[Records from a collection]

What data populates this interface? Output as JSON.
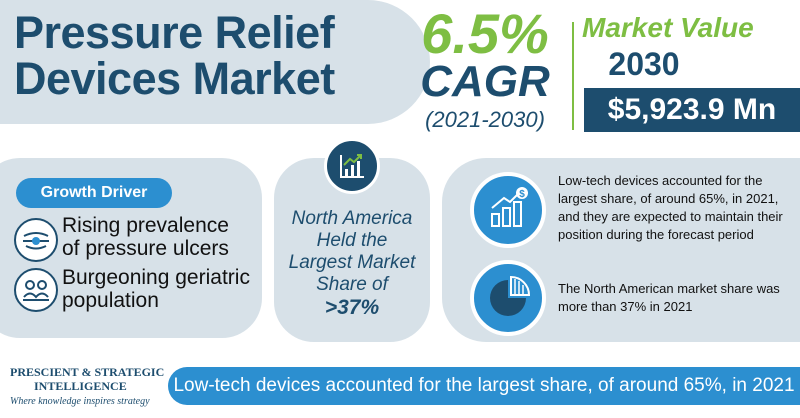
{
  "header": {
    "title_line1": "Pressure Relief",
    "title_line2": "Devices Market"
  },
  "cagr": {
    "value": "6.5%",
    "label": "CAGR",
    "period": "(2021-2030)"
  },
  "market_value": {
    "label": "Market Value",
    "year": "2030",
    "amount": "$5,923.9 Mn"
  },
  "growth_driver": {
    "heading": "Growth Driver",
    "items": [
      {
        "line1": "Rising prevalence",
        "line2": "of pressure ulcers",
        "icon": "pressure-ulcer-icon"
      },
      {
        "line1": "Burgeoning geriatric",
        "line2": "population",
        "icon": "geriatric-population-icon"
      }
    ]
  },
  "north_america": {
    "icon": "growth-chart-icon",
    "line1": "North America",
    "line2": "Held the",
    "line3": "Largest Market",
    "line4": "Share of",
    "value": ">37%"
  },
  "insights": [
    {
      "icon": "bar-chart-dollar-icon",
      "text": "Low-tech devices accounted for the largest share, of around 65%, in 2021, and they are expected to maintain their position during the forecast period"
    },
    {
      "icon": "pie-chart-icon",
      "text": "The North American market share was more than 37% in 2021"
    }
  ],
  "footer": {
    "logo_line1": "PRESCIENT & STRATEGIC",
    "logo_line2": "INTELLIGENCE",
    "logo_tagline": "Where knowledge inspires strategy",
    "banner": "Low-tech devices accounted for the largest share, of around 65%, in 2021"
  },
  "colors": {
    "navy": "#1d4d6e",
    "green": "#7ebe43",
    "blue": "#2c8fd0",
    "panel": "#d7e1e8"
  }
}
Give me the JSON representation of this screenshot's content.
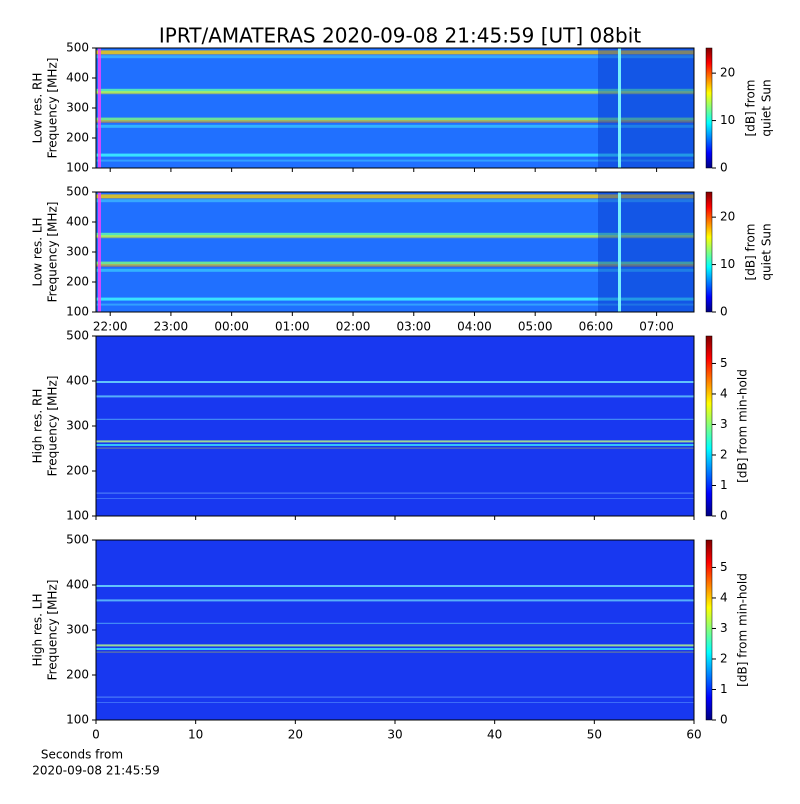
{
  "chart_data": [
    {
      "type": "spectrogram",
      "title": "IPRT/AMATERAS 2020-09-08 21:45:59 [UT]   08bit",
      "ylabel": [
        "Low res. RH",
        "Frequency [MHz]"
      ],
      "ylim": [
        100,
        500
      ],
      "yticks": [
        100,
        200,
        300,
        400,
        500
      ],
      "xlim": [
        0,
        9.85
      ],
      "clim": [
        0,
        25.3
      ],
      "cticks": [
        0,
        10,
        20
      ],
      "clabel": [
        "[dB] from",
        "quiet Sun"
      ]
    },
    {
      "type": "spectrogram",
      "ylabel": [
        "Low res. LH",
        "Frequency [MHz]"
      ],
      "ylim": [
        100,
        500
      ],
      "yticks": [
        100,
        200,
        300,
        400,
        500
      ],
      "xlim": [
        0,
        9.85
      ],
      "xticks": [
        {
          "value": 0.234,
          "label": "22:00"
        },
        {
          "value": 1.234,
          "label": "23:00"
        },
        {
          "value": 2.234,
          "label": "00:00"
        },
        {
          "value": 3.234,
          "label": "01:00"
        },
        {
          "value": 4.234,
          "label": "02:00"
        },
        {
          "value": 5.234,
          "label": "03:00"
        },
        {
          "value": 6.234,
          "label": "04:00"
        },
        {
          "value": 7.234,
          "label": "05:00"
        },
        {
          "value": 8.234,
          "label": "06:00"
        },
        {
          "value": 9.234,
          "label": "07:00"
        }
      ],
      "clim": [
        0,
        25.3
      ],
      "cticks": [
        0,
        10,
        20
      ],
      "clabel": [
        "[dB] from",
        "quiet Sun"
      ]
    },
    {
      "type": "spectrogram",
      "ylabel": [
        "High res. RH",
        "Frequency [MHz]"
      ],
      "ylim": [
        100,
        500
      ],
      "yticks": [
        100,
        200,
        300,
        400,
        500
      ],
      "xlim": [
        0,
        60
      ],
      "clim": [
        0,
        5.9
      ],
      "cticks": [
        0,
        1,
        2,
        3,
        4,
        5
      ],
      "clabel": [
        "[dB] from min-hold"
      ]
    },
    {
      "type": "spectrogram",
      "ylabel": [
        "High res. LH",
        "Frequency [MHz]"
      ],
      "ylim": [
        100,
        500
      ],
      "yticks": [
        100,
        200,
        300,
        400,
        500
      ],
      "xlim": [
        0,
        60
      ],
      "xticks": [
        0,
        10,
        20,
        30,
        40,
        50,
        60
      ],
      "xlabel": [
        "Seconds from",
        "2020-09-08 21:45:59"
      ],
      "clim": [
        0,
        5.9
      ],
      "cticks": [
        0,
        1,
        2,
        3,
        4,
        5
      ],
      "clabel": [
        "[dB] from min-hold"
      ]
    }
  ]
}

■ Work instructions:
Establish how many lines of the material above hold the word "this". Nothing but the count should be returned.

■ Task answer:
2